Task prompt => Find and copy lines holding "JSON".

Material provided =>

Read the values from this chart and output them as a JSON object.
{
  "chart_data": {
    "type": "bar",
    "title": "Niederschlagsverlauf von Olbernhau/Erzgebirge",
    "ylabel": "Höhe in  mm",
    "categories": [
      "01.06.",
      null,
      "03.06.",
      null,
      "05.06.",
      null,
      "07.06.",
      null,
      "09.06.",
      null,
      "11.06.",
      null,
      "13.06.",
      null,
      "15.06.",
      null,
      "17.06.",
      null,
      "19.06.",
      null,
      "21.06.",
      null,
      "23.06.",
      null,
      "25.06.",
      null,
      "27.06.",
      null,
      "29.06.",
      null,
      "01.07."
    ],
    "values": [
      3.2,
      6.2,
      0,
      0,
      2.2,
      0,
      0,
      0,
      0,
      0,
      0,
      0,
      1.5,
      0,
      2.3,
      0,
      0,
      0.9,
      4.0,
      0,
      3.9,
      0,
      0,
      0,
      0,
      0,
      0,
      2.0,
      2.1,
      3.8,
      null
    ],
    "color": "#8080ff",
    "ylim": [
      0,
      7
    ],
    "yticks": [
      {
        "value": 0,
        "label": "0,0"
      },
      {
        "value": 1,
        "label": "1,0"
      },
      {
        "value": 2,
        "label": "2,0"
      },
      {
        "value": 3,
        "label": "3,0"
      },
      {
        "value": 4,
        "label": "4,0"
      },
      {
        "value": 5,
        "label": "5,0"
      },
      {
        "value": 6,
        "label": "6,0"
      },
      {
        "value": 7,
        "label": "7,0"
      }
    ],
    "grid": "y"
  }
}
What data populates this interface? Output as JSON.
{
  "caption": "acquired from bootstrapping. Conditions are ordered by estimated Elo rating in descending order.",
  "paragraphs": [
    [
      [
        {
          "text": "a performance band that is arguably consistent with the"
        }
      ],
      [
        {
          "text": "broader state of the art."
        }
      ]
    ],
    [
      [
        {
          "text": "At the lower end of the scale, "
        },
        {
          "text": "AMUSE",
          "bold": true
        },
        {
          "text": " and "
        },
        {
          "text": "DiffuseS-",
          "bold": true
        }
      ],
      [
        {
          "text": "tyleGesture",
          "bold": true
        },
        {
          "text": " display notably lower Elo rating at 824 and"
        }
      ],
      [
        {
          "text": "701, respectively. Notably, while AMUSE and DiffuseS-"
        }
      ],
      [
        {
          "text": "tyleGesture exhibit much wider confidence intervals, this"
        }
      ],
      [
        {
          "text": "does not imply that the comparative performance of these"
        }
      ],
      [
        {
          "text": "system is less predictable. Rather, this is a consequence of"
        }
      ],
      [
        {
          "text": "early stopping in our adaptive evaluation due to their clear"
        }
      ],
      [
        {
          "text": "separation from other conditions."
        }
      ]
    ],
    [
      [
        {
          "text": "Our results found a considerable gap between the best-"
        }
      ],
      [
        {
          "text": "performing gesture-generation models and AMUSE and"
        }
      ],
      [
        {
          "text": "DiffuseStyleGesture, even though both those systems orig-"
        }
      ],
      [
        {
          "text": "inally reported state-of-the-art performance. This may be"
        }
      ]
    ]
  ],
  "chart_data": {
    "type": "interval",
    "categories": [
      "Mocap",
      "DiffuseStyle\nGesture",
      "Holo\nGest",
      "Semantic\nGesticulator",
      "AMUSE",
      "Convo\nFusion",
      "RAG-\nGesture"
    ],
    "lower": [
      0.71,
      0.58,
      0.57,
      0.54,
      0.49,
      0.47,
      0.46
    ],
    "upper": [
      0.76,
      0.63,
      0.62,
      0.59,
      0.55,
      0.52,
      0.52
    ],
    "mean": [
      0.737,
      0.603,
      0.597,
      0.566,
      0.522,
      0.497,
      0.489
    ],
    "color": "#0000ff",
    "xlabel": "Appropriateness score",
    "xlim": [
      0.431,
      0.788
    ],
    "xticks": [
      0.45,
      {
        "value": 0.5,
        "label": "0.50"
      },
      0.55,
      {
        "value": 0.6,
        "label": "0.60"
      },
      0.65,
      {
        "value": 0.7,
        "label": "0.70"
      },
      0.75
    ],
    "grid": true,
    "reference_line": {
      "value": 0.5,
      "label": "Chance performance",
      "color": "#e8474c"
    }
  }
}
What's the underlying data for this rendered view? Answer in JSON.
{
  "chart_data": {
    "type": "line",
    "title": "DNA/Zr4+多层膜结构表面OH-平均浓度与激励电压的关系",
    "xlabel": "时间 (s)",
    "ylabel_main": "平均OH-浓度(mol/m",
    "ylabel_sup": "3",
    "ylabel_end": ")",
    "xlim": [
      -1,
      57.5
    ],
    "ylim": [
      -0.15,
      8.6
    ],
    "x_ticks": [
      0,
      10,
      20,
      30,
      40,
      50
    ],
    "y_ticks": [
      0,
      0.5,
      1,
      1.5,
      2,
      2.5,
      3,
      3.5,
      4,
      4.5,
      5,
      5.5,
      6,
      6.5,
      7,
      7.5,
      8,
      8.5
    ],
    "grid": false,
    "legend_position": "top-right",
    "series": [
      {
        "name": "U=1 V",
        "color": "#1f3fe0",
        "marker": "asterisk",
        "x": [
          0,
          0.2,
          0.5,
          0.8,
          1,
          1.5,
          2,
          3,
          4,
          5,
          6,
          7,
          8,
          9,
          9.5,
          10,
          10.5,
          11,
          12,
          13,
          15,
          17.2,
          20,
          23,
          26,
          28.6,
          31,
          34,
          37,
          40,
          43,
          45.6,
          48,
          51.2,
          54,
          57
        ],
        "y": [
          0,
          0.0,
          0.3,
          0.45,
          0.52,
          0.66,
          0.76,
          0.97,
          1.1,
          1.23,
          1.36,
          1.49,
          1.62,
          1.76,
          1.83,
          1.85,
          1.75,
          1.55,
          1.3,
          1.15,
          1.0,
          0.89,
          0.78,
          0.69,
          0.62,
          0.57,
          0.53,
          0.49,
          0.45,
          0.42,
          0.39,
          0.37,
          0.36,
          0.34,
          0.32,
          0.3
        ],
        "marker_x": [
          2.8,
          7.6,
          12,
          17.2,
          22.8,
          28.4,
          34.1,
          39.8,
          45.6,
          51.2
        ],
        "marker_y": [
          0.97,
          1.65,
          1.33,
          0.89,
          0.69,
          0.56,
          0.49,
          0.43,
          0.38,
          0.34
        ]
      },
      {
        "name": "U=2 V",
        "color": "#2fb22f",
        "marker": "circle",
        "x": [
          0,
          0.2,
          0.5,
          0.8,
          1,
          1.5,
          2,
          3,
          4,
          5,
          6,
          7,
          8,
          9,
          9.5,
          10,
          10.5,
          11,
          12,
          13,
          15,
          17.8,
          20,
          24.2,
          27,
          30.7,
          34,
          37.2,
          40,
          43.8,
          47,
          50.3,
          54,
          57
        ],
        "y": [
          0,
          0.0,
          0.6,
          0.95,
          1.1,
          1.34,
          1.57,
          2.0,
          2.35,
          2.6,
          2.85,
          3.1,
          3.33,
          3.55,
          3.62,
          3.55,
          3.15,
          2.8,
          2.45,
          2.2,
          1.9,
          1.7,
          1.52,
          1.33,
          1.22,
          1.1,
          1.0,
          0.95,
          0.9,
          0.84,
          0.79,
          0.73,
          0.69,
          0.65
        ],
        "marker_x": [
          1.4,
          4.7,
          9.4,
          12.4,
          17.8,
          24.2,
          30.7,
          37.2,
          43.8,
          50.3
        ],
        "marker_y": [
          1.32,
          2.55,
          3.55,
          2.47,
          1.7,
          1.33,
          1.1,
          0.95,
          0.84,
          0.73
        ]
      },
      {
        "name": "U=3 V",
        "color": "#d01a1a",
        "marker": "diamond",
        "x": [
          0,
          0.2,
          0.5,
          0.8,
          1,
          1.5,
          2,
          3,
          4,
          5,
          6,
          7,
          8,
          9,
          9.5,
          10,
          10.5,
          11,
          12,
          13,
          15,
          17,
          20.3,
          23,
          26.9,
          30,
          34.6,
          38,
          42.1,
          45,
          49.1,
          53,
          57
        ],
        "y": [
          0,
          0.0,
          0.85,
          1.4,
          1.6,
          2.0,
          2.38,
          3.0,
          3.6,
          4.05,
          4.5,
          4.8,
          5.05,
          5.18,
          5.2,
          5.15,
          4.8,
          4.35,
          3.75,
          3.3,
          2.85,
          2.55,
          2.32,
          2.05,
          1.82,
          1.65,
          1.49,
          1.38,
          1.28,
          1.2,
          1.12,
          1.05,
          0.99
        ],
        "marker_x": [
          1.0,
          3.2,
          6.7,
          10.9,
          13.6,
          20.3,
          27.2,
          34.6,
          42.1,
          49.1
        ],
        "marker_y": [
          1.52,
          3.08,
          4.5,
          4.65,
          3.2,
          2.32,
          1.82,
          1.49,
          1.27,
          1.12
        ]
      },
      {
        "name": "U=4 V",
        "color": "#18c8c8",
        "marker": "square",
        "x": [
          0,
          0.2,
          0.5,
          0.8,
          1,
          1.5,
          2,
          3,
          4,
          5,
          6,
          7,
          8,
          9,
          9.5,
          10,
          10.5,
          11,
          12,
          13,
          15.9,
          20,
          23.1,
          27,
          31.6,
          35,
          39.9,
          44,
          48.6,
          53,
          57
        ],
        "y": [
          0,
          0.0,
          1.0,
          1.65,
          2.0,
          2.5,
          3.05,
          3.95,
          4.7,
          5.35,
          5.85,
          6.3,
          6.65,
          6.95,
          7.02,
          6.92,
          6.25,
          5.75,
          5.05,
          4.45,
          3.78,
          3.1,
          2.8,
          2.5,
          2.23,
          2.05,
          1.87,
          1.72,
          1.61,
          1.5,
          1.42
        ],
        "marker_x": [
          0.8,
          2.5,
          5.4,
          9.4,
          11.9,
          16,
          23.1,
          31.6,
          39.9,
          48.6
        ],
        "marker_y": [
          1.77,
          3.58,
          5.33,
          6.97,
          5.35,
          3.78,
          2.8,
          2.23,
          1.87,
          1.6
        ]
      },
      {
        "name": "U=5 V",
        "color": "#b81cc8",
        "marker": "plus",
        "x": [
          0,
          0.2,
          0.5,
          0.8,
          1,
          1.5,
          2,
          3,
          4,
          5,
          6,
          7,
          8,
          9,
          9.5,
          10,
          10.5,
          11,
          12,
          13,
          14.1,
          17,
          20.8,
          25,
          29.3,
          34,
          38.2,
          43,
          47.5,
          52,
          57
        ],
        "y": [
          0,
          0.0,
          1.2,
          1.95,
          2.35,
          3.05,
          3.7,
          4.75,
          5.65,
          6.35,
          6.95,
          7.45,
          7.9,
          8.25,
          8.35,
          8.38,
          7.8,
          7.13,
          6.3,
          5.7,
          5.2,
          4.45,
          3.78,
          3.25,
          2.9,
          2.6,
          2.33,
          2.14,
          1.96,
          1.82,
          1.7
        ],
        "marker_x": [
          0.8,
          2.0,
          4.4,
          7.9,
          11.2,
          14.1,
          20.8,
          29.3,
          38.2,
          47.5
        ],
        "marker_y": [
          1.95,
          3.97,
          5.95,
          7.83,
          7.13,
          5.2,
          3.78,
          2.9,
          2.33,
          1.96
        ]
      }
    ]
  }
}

Result of this exercise =>
Read the values from this chart and output them as a JSON object.
What data populates this interface? Output as JSON.
What's the underlying data for this rendered view? Answer in JSON.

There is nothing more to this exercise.